> _What you will do_: Transcribe every line exactly. Leave the pictures behind.

> _Rows_:
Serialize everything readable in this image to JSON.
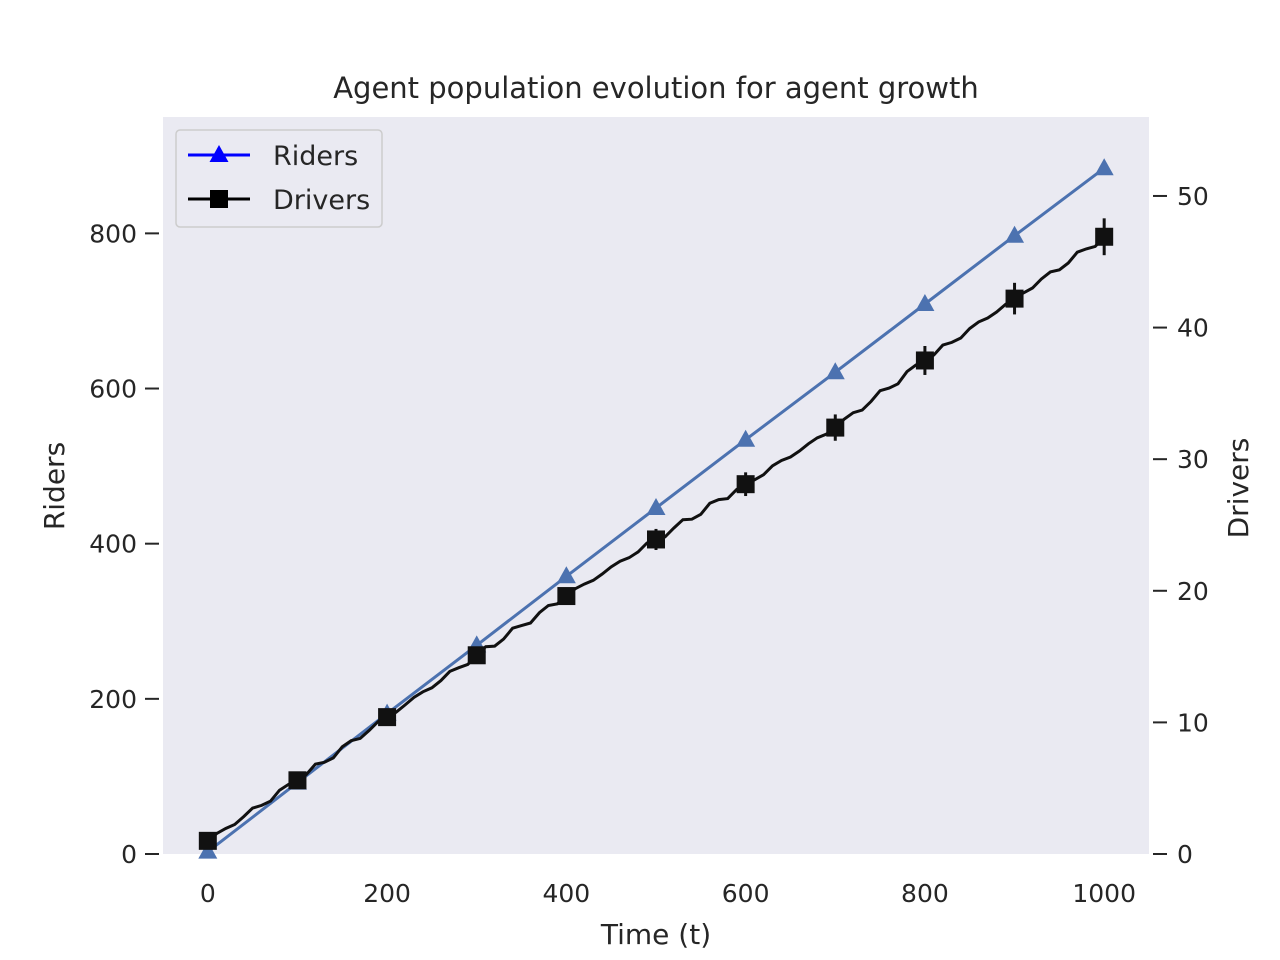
{
  "chart_data": {
    "type": "line",
    "title": "Agent population evolution for agent growth",
    "xlabel": "Time (t)",
    "ylabel_left": "Riders",
    "ylabel_right": "Drivers",
    "xlim": [
      -50,
      1050
    ],
    "ylim_left": [
      0,
      950
    ],
    "ylim_right": [
      0,
      56
    ],
    "x_ticks": [
      0,
      200,
      400,
      600,
      800,
      1000
    ],
    "y_ticks_left": [
      0,
      200,
      400,
      600,
      800
    ],
    "y_ticks_right": [
      0,
      10,
      20,
      30,
      40,
      50
    ],
    "grid": false,
    "legend_position": "top-left",
    "series": [
      {
        "name": "Riders",
        "axis": "left",
        "marker": "triangle",
        "line_color": "#4c72b0",
        "marker_color": "#4c72b0",
        "legend_color": "#0000ff",
        "x": [
          0,
          100,
          200,
          300,
          400,
          500,
          600,
          700,
          800,
          900,
          1000
        ],
        "y": [
          3,
          92,
          181,
          269,
          358,
          446,
          534,
          621,
          709,
          797,
          884
        ]
      },
      {
        "name": "Drivers",
        "axis": "right",
        "marker": "square",
        "line_color": "#111111",
        "marker_color": "#111111",
        "legend_color": "#000000",
        "x": [
          0,
          100,
          200,
          300,
          400,
          500,
          600,
          700,
          800,
          900,
          1000
        ],
        "y": [
          1.0,
          5.6,
          10.4,
          15.1,
          19.6,
          23.9,
          28.1,
          32.4,
          37.5,
          42.2,
          46.9
        ],
        "yerr": [
          0.2,
          0.3,
          0.4,
          0.5,
          0.6,
          0.8,
          0.9,
          1.0,
          1.1,
          1.2,
          1.4
        ]
      }
    ]
  }
}
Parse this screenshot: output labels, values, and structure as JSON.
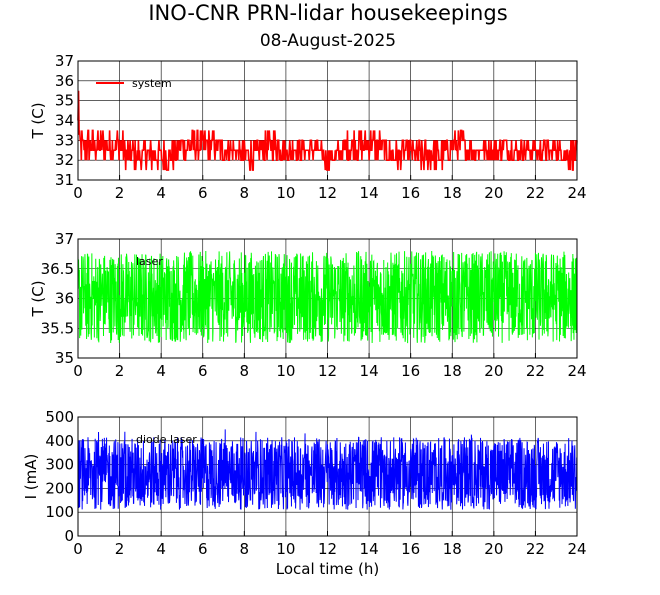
{
  "title": "INO-CNR PRN-lidar housekeepings",
  "subtitle": "08-August-2025",
  "chart_data": [
    {
      "type": "line",
      "ylabel": "T (C)",
      "xlabel": "",
      "xlim": [
        0,
        24
      ],
      "ylim": [
        31,
        37
      ],
      "xticks": [
        0,
        2,
        4,
        6,
        8,
        10,
        12,
        14,
        16,
        18,
        20,
        22,
        24
      ],
      "yticks": [
        31,
        32,
        33,
        34,
        35,
        36,
        37
      ],
      "grid": true,
      "legend_position": "top-left",
      "series": [
        {
          "name": "system",
          "color": "#ff0000",
          "x": [
            0.0,
            0.02,
            0.04,
            0.1,
            0.5,
            1.0,
            1.5,
            2.0,
            2.5,
            3.0,
            3.5,
            4.0,
            4.5,
            5.0,
            5.5,
            6.0,
            6.5,
            7.0,
            7.5,
            8.0,
            8.5,
            9.0,
            9.5,
            10.0,
            10.5,
            11.0,
            11.5,
            12.0,
            12.5,
            13.0,
            13.5,
            14.0,
            14.5,
            15.0,
            15.5,
            16.0,
            16.5,
            17.0,
            17.5,
            18.0,
            18.5,
            19.0,
            19.5,
            20.0,
            20.5,
            21.0,
            21.5,
            22.0,
            22.5,
            23.0,
            23.5,
            24.0
          ],
          "y": [
            34.0,
            36.5,
            33.5,
            32.5,
            33.0,
            32.5,
            32.5,
            33.0,
            32.0,
            32.5,
            32.5,
            32.0,
            32.5,
            33.0,
            33.0,
            33.0,
            32.5,
            32.5,
            32.5,
            32.0,
            32.5,
            33.0,
            33.0,
            32.5,
            32.5,
            32.5,
            32.5,
            32.0,
            32.5,
            33.0,
            33.0,
            33.0,
            32.5,
            32.5,
            32.5,
            32.5,
            32.0,
            32.5,
            32.5,
            32.5,
            33.0,
            32.5,
            32.5,
            32.5,
            33.0,
            32.5,
            32.5,
            32.5,
            33.0,
            32.5,
            32.5,
            32.0
          ],
          "band_low": [
            31.5,
            31.5,
            31.5,
            31.5,
            32.0,
            32.0,
            32.0,
            32.0,
            31.5,
            31.5,
            31.5,
            31.5,
            31.5,
            32.0,
            32.0,
            32.0,
            32.0,
            32.0,
            32.0,
            31.5,
            31.5,
            32.0,
            32.0,
            32.0,
            32.0,
            32.0,
            32.0,
            31.5,
            31.5,
            32.0,
            32.0,
            32.0,
            32.0,
            31.5,
            31.5,
            32.0,
            31.5,
            31.5,
            31.5,
            32.0,
            32.0,
            32.0,
            32.0,
            32.0,
            32.0,
            32.0,
            32.0,
            32.0,
            32.0,
            32.0,
            31.5,
            31.5
          ],
          "band_high": [
            34.0,
            36.5,
            33.5,
            33.5,
            33.5,
            33.5,
            33.5,
            33.5,
            33.0,
            33.0,
            33.0,
            33.0,
            33.0,
            33.5,
            33.5,
            33.5,
            33.5,
            33.0,
            33.0,
            33.0,
            33.0,
            33.5,
            33.5,
            33.0,
            33.0,
            33.0,
            33.0,
            32.5,
            33.0,
            33.5,
            33.5,
            33.5,
            33.5,
            33.0,
            33.0,
            33.0,
            33.0,
            33.0,
            33.0,
            33.5,
            33.5,
            33.0,
            33.0,
            33.0,
            33.5,
            33.0,
            33.0,
            33.0,
            33.0,
            33.0,
            33.0,
            33.0
          ]
        }
      ]
    },
    {
      "type": "line",
      "ylabel": "T (C)",
      "xlabel": "",
      "xlim": [
        0,
        24
      ],
      "ylim": [
        35,
        37
      ],
      "xticks": [
        0,
        2,
        4,
        6,
        8,
        10,
        12,
        14,
        16,
        18,
        20,
        22,
        24
      ],
      "yticks": [
        35,
        35.5,
        36,
        36.5,
        37
      ],
      "ytick_labels": [
        "35",
        "35.5",
        "36",
        "36.5",
        "37"
      ],
      "grid": true,
      "legend_position": "top-left",
      "series": [
        {
          "name": "laser",
          "color": "#00ff00",
          "mean": 36.0,
          "band_low": 35.25,
          "band_high": 36.8
        }
      ]
    },
    {
      "type": "line",
      "ylabel": "I (mA)",
      "xlabel": "Local time (h)",
      "xlim": [
        0,
        24
      ],
      "ylim": [
        0,
        500
      ],
      "xticks": [
        0,
        2,
        4,
        6,
        8,
        10,
        12,
        14,
        16,
        18,
        20,
        22,
        24
      ],
      "yticks": [
        0,
        100,
        200,
        300,
        400,
        500
      ],
      "grid": true,
      "legend_position": "top-left",
      "series": [
        {
          "name": "diode laser",
          "color": "#0000ff",
          "mean": 265,
          "band_low": 110,
          "band_high": 415,
          "spike_max": 450
        }
      ]
    }
  ]
}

> _Final result_:
Serialize everything readable in this image to JSON.
{
  "chart_data": {
    "type": "line",
    "title": "Agent population evolution for agent growth",
    "xlabel": "Time (t)",
    "ylabel_left": "Riders",
    "ylabel_right": "Drivers",
    "xlim": [
      -50,
      1050
    ],
    "ylim_left": [
      0,
      950
    ],
    "ylim_right": [
      0,
      56
    ],
    "x_ticks": [
      0,
      200,
      400,
      600,
      800,
      1000
    ],
    "y_ticks_left": [
      0,
      200,
      400,
      600,
      800
    ],
    "y_ticks_right": [
      0,
      10,
      20,
      30,
      40,
      50
    ],
    "grid": false,
    "legend_position": "top-left",
    "series": [
      {
        "name": "Riders",
        "axis": "left",
        "marker": "triangle",
        "line_color": "#4c72b0",
        "marker_color": "#4c72b0",
        "legend_color": "#0000ff",
        "x": [
          0,
          100,
          200,
          300,
          400,
          500,
          600,
          700,
          800,
          900,
          1000
        ],
        "y": [
          3,
          92,
          181,
          269,
          358,
          446,
          534,
          621,
          709,
          797,
          884
        ]
      },
      {
        "name": "Drivers",
        "axis": "right",
        "marker": "square",
        "line_color": "#111111",
        "marker_color": "#111111",
        "legend_color": "#000000",
        "x": [
          0,
          100,
          200,
          300,
          400,
          500,
          600,
          700,
          800,
          900,
          1000
        ],
        "y": [
          1.0,
          5.6,
          10.4,
          15.1,
          19.6,
          23.9,
          28.1,
          32.4,
          37.5,
          42.2,
          46.9
        ],
        "yerr": [
          0.2,
          0.3,
          0.4,
          0.5,
          0.6,
          0.8,
          0.9,
          1.0,
          1.1,
          1.2,
          1.4
        ]
      }
    ]
  }
}
Parse this screenshot: output labels, values, and structure as JSON.
{
  "title": "INO-CNR PRN-lidar housekeepings",
  "subtitle": "08-August-2025",
  "chart_data": [
    {
      "type": "line",
      "ylabel": "T (C)",
      "xlabel": "",
      "xlim": [
        0,
        24
      ],
      "ylim": [
        31,
        37
      ],
      "xticks": [
        0,
        2,
        4,
        6,
        8,
        10,
        12,
        14,
        16,
        18,
        20,
        22,
        24
      ],
      "yticks": [
        31,
        32,
        33,
        34,
        35,
        36,
        37
      ],
      "grid": true,
      "legend_position": "top-left",
      "series": [
        {
          "name": "system",
          "color": "#ff0000",
          "x": [
            0.0,
            0.02,
            0.04,
            0.1,
            0.5,
            1.0,
            1.5,
            2.0,
            2.5,
            3.0,
            3.5,
            4.0,
            4.5,
            5.0,
            5.5,
            6.0,
            6.5,
            7.0,
            7.5,
            8.0,
            8.5,
            9.0,
            9.5,
            10.0,
            10.5,
            11.0,
            11.5,
            12.0,
            12.5,
            13.0,
            13.5,
            14.0,
            14.5,
            15.0,
            15.5,
            16.0,
            16.5,
            17.0,
            17.5,
            18.0,
            18.5,
            19.0,
            19.5,
            20.0,
            20.5,
            21.0,
            21.5,
            22.0,
            22.5,
            23.0,
            23.5,
            24.0
          ],
          "y": [
            34.0,
            36.5,
            33.5,
            32.5,
            33.0,
            32.5,
            32.5,
            33.0,
            32.0,
            32.5,
            32.5,
            32.0,
            32.5,
            33.0,
            33.0,
            33.0,
            32.5,
            32.5,
            32.5,
            32.0,
            32.5,
            33.0,
            33.0,
            32.5,
            32.5,
            32.5,
            32.5,
            32.0,
            32.5,
            33.0,
            33.0,
            33.0,
            32.5,
            32.5,
            32.5,
            32.5,
            32.0,
            32.5,
            32.5,
            32.5,
            33.0,
            32.5,
            32.5,
            32.5,
            33.0,
            32.5,
            32.5,
            32.5,
            33.0,
            32.5,
            32.5,
            32.0
          ],
          "band_low": [
            31.5,
            31.5,
            31.5,
            31.5,
            32.0,
            32.0,
            32.0,
            32.0,
            31.5,
            31.5,
            31.5,
            31.5,
            31.5,
            32.0,
            32.0,
            32.0,
            32.0,
            32.0,
            32.0,
            31.5,
            31.5,
            32.0,
            32.0,
            32.0,
            32.0,
            32.0,
            32.0,
            31.5,
            31.5,
            32.0,
            32.0,
            32.0,
            32.0,
            31.5,
            31.5,
            32.0,
            31.5,
            31.5,
            31.5,
            32.0,
            32.0,
            32.0,
            32.0,
            32.0,
            32.0,
            32.0,
            32.0,
            32.0,
            32.0,
            32.0,
            31.5,
            31.5
          ],
          "band_high": [
            34.0,
            36.5,
            33.5,
            33.5,
            33.5,
            33.5,
            33.5,
            33.5,
            33.0,
            33.0,
            33.0,
            33.0,
            33.0,
            33.5,
            33.5,
            33.5,
            33.5,
            33.0,
            33.0,
            33.0,
            33.0,
            33.5,
            33.5,
            33.0,
            33.0,
            33.0,
            33.0,
            32.5,
            33.0,
            33.5,
            33.5,
            33.5,
            33.5,
            33.0,
            33.0,
            33.0,
            33.0,
            33.0,
            33.0,
            33.5,
            33.5,
            33.0,
            33.0,
            33.0,
            33.5,
            33.0,
            33.0,
            33.0,
            33.0,
            33.0,
            33.0,
            33.0
          ]
        }
      ]
    },
    {
      "type": "line",
      "ylabel": "T (C)",
      "xlabel": "",
      "xlim": [
        0,
        24
      ],
      "ylim": [
        35,
        37
      ],
      "xticks": [
        0,
        2,
        4,
        6,
        8,
        10,
        12,
        14,
        16,
        18,
        20,
        22,
        24
      ],
      "yticks": [
        35,
        35.5,
        36,
        36.5,
        37
      ],
      "ytick_labels": [
        "35",
        "35.5",
        "36",
        "36.5",
        "37"
      ],
      "grid": true,
      "legend_position": "top-left",
      "series": [
        {
          "name": "laser",
          "color": "#00ff00",
          "mean": 36.0,
          "band_low": 35.25,
          "band_high": 36.8
        }
      ]
    },
    {
      "type": "line",
      "ylabel": "I (mA)",
      "xlabel": "Local time (h)",
      "xlim": [
        0,
        24
      ],
      "ylim": [
        0,
        500
      ],
      "xticks": [
        0,
        2,
        4,
        6,
        8,
        10,
        12,
        14,
        16,
        18,
        20,
        22,
        24
      ],
      "yticks": [
        0,
        100,
        200,
        300,
        400,
        500
      ],
      "grid": true,
      "legend_position": "top-left",
      "series": [
        {
          "name": "diode laser",
          "color": "#0000ff",
          "mean": 265,
          "band_low": 110,
          "band_high": 415,
          "spike_max": 450
        }
      ]
    }
  ]
}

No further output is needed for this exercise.